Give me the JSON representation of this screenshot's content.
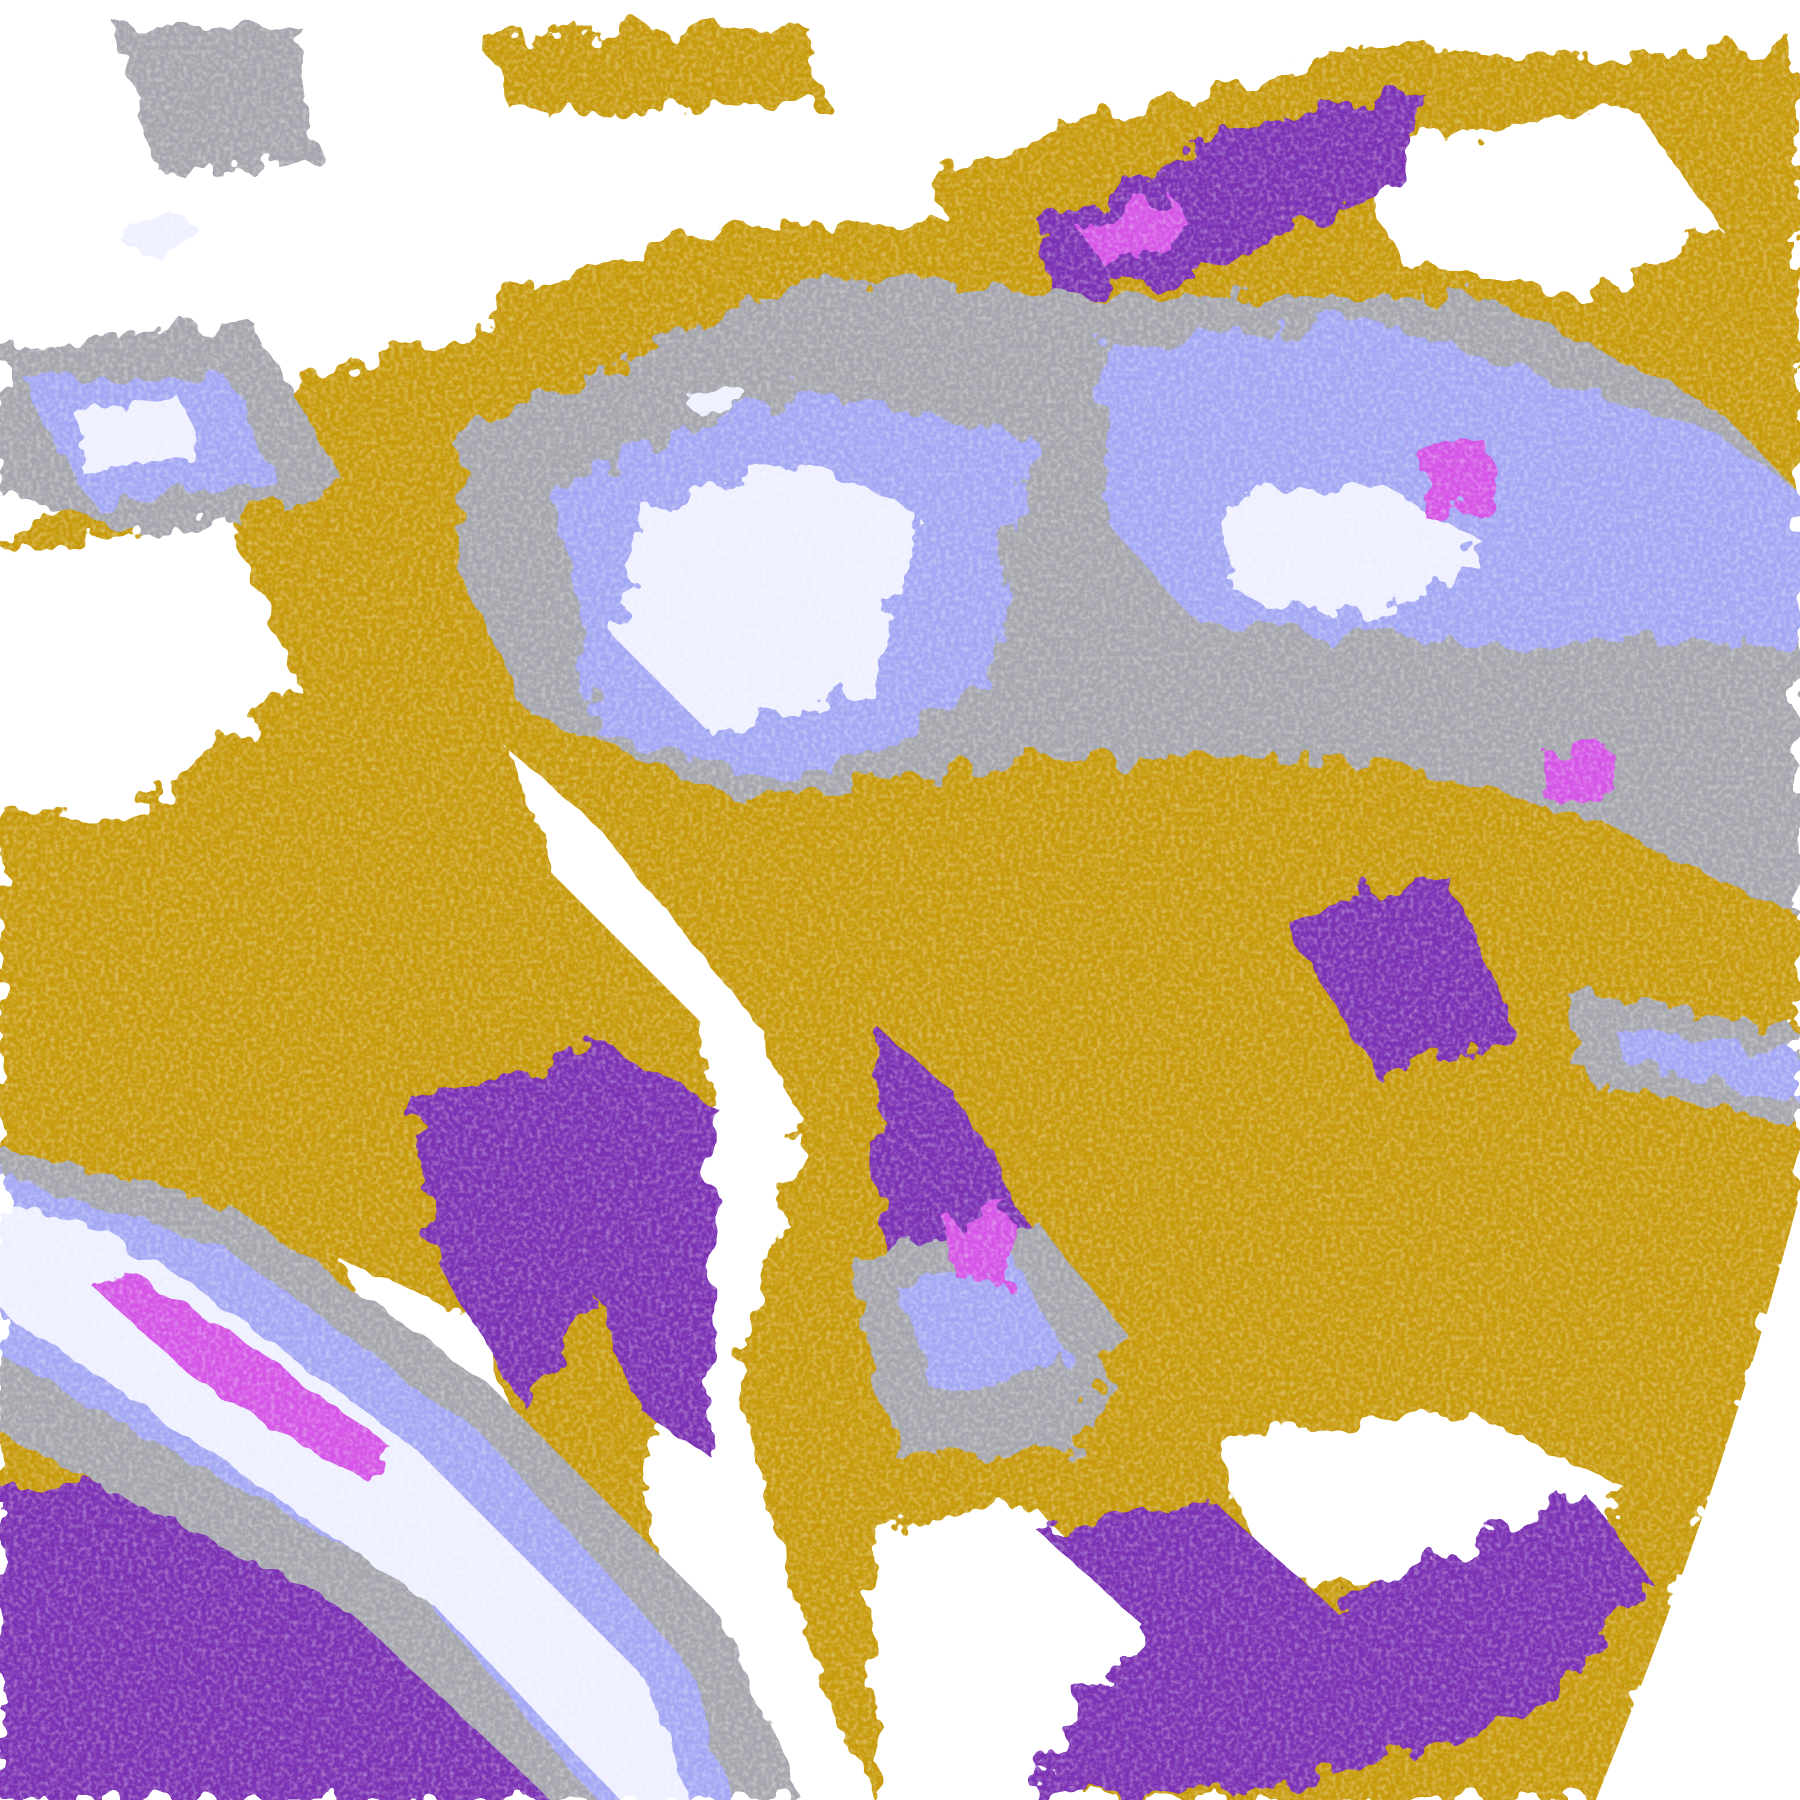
{
  "map": {
    "type": "satellite-cloud-classification",
    "colors": {
      "clear": "#ffffff",
      "class_gold": "#c89b0a",
      "class_purple": "#7b32b4",
      "class_magenta": "#d455e6",
      "class_lavender": "#a4a8f4",
      "class_pale": "#eef0ff",
      "class_gray": "#a6a6ae"
    },
    "earth_limb": "right-edge"
  }
}
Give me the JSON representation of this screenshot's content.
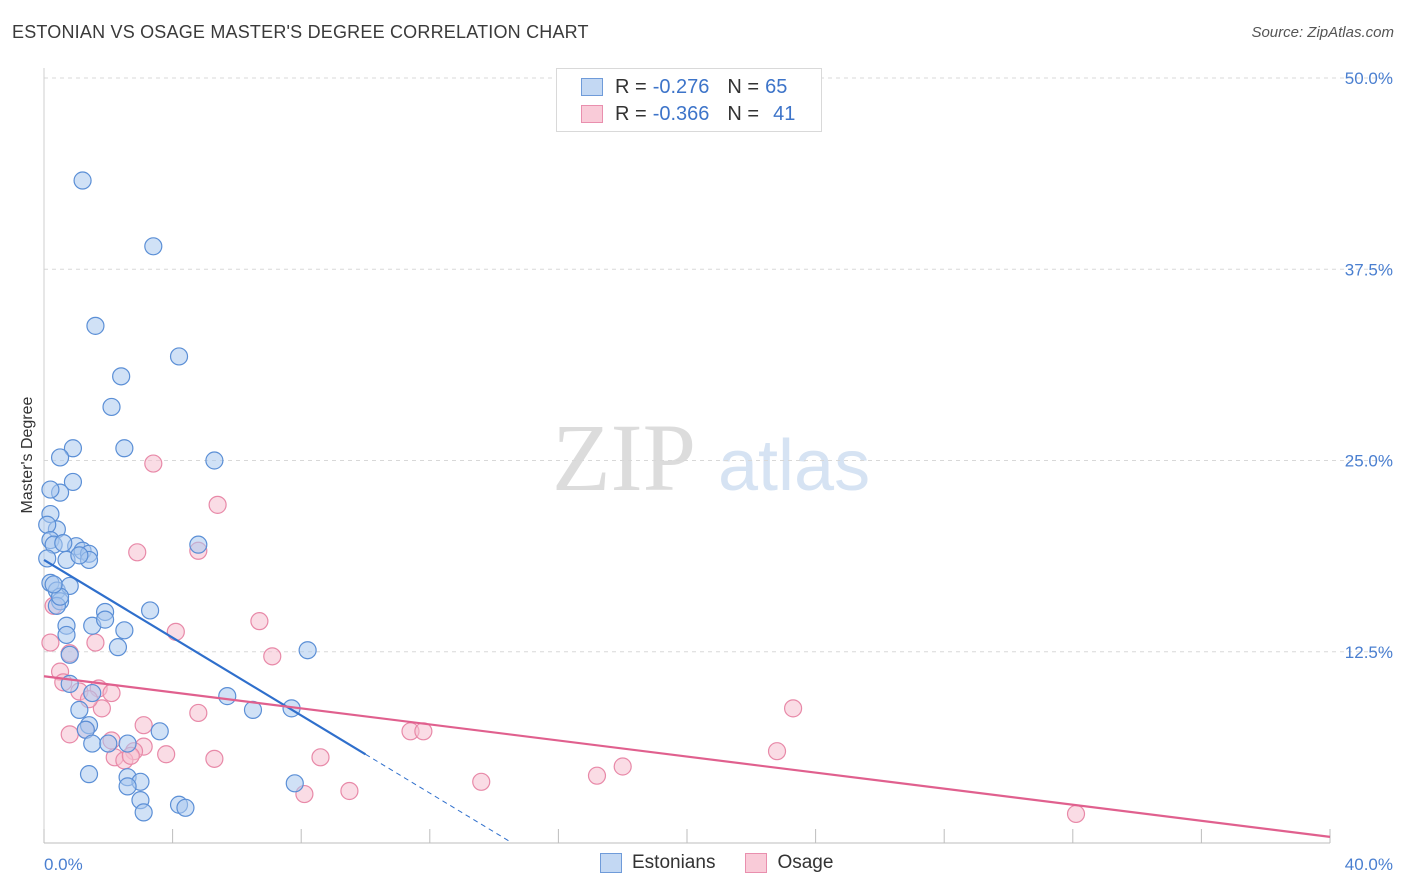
{
  "title": "ESTONIAN VS OSAGE MASTER'S DEGREE CORRELATION CHART",
  "source": "Source: ZipAtlas.com",
  "watermark": {
    "zip": "ZIP",
    "atlas": "atlas"
  },
  "legend": {
    "rows": [
      {
        "r_label": "R =",
        "r_value": "-0.276",
        "n_label": "N =",
        "n_value": "65"
      },
      {
        "r_label": "R =",
        "r_value": "-0.366",
        "n_label": "N =",
        "n_value": "41"
      }
    ]
  },
  "bottom_legend": {
    "estonians": "Estonians",
    "osage": "Osage"
  },
  "colors": {
    "estonians_fill": "#a9c8ee",
    "estonians_stroke": "#5b8fd6",
    "estonians_line": "#2f6fcc",
    "osage_fill": "#f6c0d0",
    "osage_stroke": "#e889a8",
    "osage_line": "#e0608e",
    "tick": "#4a7fd0",
    "grid": "#d8d8d8"
  },
  "chart_data": {
    "type": "scatter",
    "title": "ESTONIAN VS OSAGE MASTER'S DEGREE CORRELATION CHART",
    "xlabel": "",
    "ylabel": "Master's Degree",
    "xlim": [
      0,
      40
    ],
    "ylim": [
      0,
      50
    ],
    "x_tick_labels": [
      "0.0%",
      "40.0%"
    ],
    "y_ticks": [
      12.5,
      25.0,
      37.5,
      50.0
    ],
    "y_tick_labels": [
      "12.5%",
      "25.0%",
      "37.5%",
      "50.0%"
    ],
    "series": [
      {
        "name": "Estonians",
        "r": -0.276,
        "n": 65,
        "trend": {
          "x0": 0,
          "y0": 18.5,
          "x1": 10,
          "y1": 5.8,
          "dash_to_x": 14.5
        },
        "points": [
          [
            1.2,
            43.3
          ],
          [
            3.4,
            39.0
          ],
          [
            1.6,
            33.8
          ],
          [
            4.2,
            31.8
          ],
          [
            2.4,
            30.5
          ],
          [
            2.1,
            28.5
          ],
          [
            0.9,
            25.8
          ],
          [
            2.5,
            25.8
          ],
          [
            0.5,
            25.2
          ],
          [
            5.3,
            25.0
          ],
          [
            0.9,
            23.6
          ],
          [
            0.5,
            22.9
          ],
          [
            0.2,
            23.1
          ],
          [
            0.2,
            21.5
          ],
          [
            0.4,
            20.5
          ],
          [
            0.1,
            20.8
          ],
          [
            0.2,
            19.8
          ],
          [
            0.3,
            19.5
          ],
          [
            1.0,
            19.4
          ],
          [
            1.2,
            19.1
          ],
          [
            0.6,
            19.6
          ],
          [
            1.4,
            18.9
          ],
          [
            0.7,
            18.5
          ],
          [
            1.4,
            18.5
          ],
          [
            0.1,
            18.6
          ],
          [
            4.8,
            19.5
          ],
          [
            0.2,
            17.0
          ],
          [
            0.4,
            16.5
          ],
          [
            0.8,
            16.8
          ],
          [
            0.5,
            15.8
          ],
          [
            0.4,
            15.5
          ],
          [
            1.9,
            15.1
          ],
          [
            3.3,
            15.2
          ],
          [
            0.7,
            14.2
          ],
          [
            1.5,
            14.2
          ],
          [
            1.9,
            14.6
          ],
          [
            2.5,
            13.9
          ],
          [
            0.7,
            13.6
          ],
          [
            2.3,
            12.8
          ],
          [
            0.8,
            12.3
          ],
          [
            8.2,
            12.6
          ],
          [
            0.8,
            10.4
          ],
          [
            1.5,
            9.8
          ],
          [
            5.7,
            9.6
          ],
          [
            6.5,
            8.7
          ],
          [
            7.7,
            8.8
          ],
          [
            1.1,
            8.7
          ],
          [
            1.4,
            7.7
          ],
          [
            3.6,
            7.3
          ],
          [
            1.3,
            7.4
          ],
          [
            1.5,
            6.5
          ],
          [
            2.0,
            6.5
          ],
          [
            2.6,
            6.5
          ],
          [
            1.4,
            4.5
          ],
          [
            2.6,
            4.3
          ],
          [
            3.0,
            4.0
          ],
          [
            2.6,
            3.7
          ],
          [
            7.8,
            3.9
          ],
          [
            3.0,
            2.8
          ],
          [
            4.2,
            2.5
          ],
          [
            4.4,
            2.3
          ],
          [
            3.1,
            2.0
          ],
          [
            0.5,
            16.1
          ],
          [
            0.3,
            16.9
          ],
          [
            1.1,
            18.8
          ]
        ]
      },
      {
        "name": "Osage",
        "r": -0.366,
        "n": 41,
        "trend": {
          "x0": 0,
          "y0": 10.9,
          "x1": 40,
          "y1": 0.4
        },
        "points": [
          [
            3.4,
            24.8
          ],
          [
            5.4,
            22.1
          ],
          [
            2.9,
            19.0
          ],
          [
            4.8,
            19.1
          ],
          [
            0.3,
            15.5
          ],
          [
            6.7,
            14.5
          ],
          [
            4.1,
            13.8
          ],
          [
            0.2,
            13.1
          ],
          [
            1.6,
            13.1
          ],
          [
            0.8,
            12.4
          ],
          [
            7.1,
            12.2
          ],
          [
            0.5,
            11.2
          ],
          [
            0.6,
            10.5
          ],
          [
            1.7,
            10.1
          ],
          [
            2.1,
            9.8
          ],
          [
            1.1,
            9.9
          ],
          [
            1.8,
            8.8
          ],
          [
            4.8,
            8.5
          ],
          [
            23.3,
            8.8
          ],
          [
            3.1,
            7.7
          ],
          [
            1.3,
            7.4
          ],
          [
            11.4,
            7.3
          ],
          [
            11.8,
            7.3
          ],
          [
            0.8,
            7.1
          ],
          [
            2.1,
            6.7
          ],
          [
            3.1,
            6.3
          ],
          [
            3.8,
            5.8
          ],
          [
            2.8,
            6.0
          ],
          [
            22.8,
            6.0
          ],
          [
            2.2,
            5.6
          ],
          [
            8.6,
            5.6
          ],
          [
            5.3,
            5.5
          ],
          [
            2.5,
            5.4
          ],
          [
            2.7,
            5.7
          ],
          [
            18.0,
            5.0
          ],
          [
            17.2,
            4.4
          ],
          [
            13.6,
            4.0
          ],
          [
            8.1,
            3.2
          ],
          [
            9.5,
            3.4
          ],
          [
            32.1,
            1.9
          ],
          [
            1.4,
            9.4
          ]
        ]
      }
    ]
  }
}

§

• **To be done**: Transcribe every line in the entries above, taking out only the images.

• **Exercise response**:
Give me the JSON representation of this screenshot's content.
{
  "map": {
    "type": "satellite-cloud-classification",
    "colors": {
      "clear": "#ffffff",
      "class_gold": "#c89b0a",
      "class_purple": "#7b32b4",
      "class_magenta": "#d455e6",
      "class_lavender": "#a4a8f4",
      "class_pale": "#eef0ff",
      "class_gray": "#a6a6ae"
    },
    "earth_limb": "right-edge"
  }
}
Give me the JSON representation of this screenshot's content.
{
  "title": "ESTONIAN VS OSAGE MASTER'S DEGREE CORRELATION CHART",
  "source": "Source: ZipAtlas.com",
  "watermark": {
    "zip": "ZIP",
    "atlas": "atlas"
  },
  "legend": {
    "rows": [
      {
        "r_label": "R =",
        "r_value": "-0.276",
        "n_label": "N =",
        "n_value": "65"
      },
      {
        "r_label": "R =",
        "r_value": "-0.366",
        "n_label": "N =",
        "n_value": "41"
      }
    ]
  },
  "bottom_legend": {
    "estonians": "Estonians",
    "osage": "Osage"
  },
  "colors": {
    "estonians_fill": "#a9c8ee",
    "estonians_stroke": "#5b8fd6",
    "estonians_line": "#2f6fcc",
    "osage_fill": "#f6c0d0",
    "osage_stroke": "#e889a8",
    "osage_line": "#e0608e",
    "tick": "#4a7fd0",
    "grid": "#d8d8d8"
  },
  "chart_data": {
    "type": "scatter",
    "title": "ESTONIAN VS OSAGE MASTER'S DEGREE CORRELATION CHART",
    "xlabel": "",
    "ylabel": "Master's Degree",
    "xlim": [
      0,
      40
    ],
    "ylim": [
      0,
      50
    ],
    "x_tick_labels": [
      "0.0%",
      "40.0%"
    ],
    "y_ticks": [
      12.5,
      25.0,
      37.5,
      50.0
    ],
    "y_tick_labels": [
      "12.5%",
      "25.0%",
      "37.5%",
      "50.0%"
    ],
    "series": [
      {
        "name": "Estonians",
        "r": -0.276,
        "n": 65,
        "trend": {
          "x0": 0,
          "y0": 18.5,
          "x1": 10,
          "y1": 5.8,
          "dash_to_x": 14.5
        },
        "points": [
          [
            1.2,
            43.3
          ],
          [
            3.4,
            39.0
          ],
          [
            1.6,
            33.8
          ],
          [
            4.2,
            31.8
          ],
          [
            2.4,
            30.5
          ],
          [
            2.1,
            28.5
          ],
          [
            0.9,
            25.8
          ],
          [
            2.5,
            25.8
          ],
          [
            0.5,
            25.2
          ],
          [
            5.3,
            25.0
          ],
          [
            0.9,
            23.6
          ],
          [
            0.5,
            22.9
          ],
          [
            0.2,
            23.1
          ],
          [
            0.2,
            21.5
          ],
          [
            0.4,
            20.5
          ],
          [
            0.1,
            20.8
          ],
          [
            0.2,
            19.8
          ],
          [
            0.3,
            19.5
          ],
          [
            1.0,
            19.4
          ],
          [
            1.2,
            19.1
          ],
          [
            0.6,
            19.6
          ],
          [
            1.4,
            18.9
          ],
          [
            0.7,
            18.5
          ],
          [
            1.4,
            18.5
          ],
          [
            0.1,
            18.6
          ],
          [
            4.8,
            19.5
          ],
          [
            0.2,
            17.0
          ],
          [
            0.4,
            16.5
          ],
          [
            0.8,
            16.8
          ],
          [
            0.5,
            15.8
          ],
          [
            0.4,
            15.5
          ],
          [
            1.9,
            15.1
          ],
          [
            3.3,
            15.2
          ],
          [
            0.7,
            14.2
          ],
          [
            1.5,
            14.2
          ],
          [
            1.9,
            14.6
          ],
          [
            2.5,
            13.9
          ],
          [
            0.7,
            13.6
          ],
          [
            2.3,
            12.8
          ],
          [
            0.8,
            12.3
          ],
          [
            8.2,
            12.6
          ],
          [
            0.8,
            10.4
          ],
          [
            1.5,
            9.8
          ],
          [
            5.7,
            9.6
          ],
          [
            6.5,
            8.7
          ],
          [
            7.7,
            8.8
          ],
          [
            1.1,
            8.7
          ],
          [
            1.4,
            7.7
          ],
          [
            3.6,
            7.3
          ],
          [
            1.3,
            7.4
          ],
          [
            1.5,
            6.5
          ],
          [
            2.0,
            6.5
          ],
          [
            2.6,
            6.5
          ],
          [
            1.4,
            4.5
          ],
          [
            2.6,
            4.3
          ],
          [
            3.0,
            4.0
          ],
          [
            2.6,
            3.7
          ],
          [
            7.8,
            3.9
          ],
          [
            3.0,
            2.8
          ],
          [
            4.2,
            2.5
          ],
          [
            4.4,
            2.3
          ],
          [
            3.1,
            2.0
          ],
          [
            0.5,
            16.1
          ],
          [
            0.3,
            16.9
          ],
          [
            1.1,
            18.8
          ]
        ]
      },
      {
        "name": "Osage",
        "r": -0.366,
        "n": 41,
        "trend": {
          "x0": 0,
          "y0": 10.9,
          "x1": 40,
          "y1": 0.4
        },
        "points": [
          [
            3.4,
            24.8
          ],
          [
            5.4,
            22.1
          ],
          [
            2.9,
            19.0
          ],
          [
            4.8,
            19.1
          ],
          [
            0.3,
            15.5
          ],
          [
            6.7,
            14.5
          ],
          [
            4.1,
            13.8
          ],
          [
            0.2,
            13.1
          ],
          [
            1.6,
            13.1
          ],
          [
            0.8,
            12.4
          ],
          [
            7.1,
            12.2
          ],
          [
            0.5,
            11.2
          ],
          [
            0.6,
            10.5
          ],
          [
            1.7,
            10.1
          ],
          [
            2.1,
            9.8
          ],
          [
            1.1,
            9.9
          ],
          [
            1.8,
            8.8
          ],
          [
            4.8,
            8.5
          ],
          [
            23.3,
            8.8
          ],
          [
            3.1,
            7.7
          ],
          [
            1.3,
            7.4
          ],
          [
            11.4,
            7.3
          ],
          [
            11.8,
            7.3
          ],
          [
            0.8,
            7.1
          ],
          [
            2.1,
            6.7
          ],
          [
            3.1,
            6.3
          ],
          [
            3.8,
            5.8
          ],
          [
            2.8,
            6.0
          ],
          [
            22.8,
            6.0
          ],
          [
            2.2,
            5.6
          ],
          [
            8.6,
            5.6
          ],
          [
            5.3,
            5.5
          ],
          [
            2.5,
            5.4
          ],
          [
            2.7,
            5.7
          ],
          [
            18.0,
            5.0
          ],
          [
            17.2,
            4.4
          ],
          [
            13.6,
            4.0
          ],
          [
            8.1,
            3.2
          ],
          [
            9.5,
            3.4
          ],
          [
            32.1,
            1.9
          ],
          [
            1.4,
            9.4
          ]
        ]
      }
    ]
  }
}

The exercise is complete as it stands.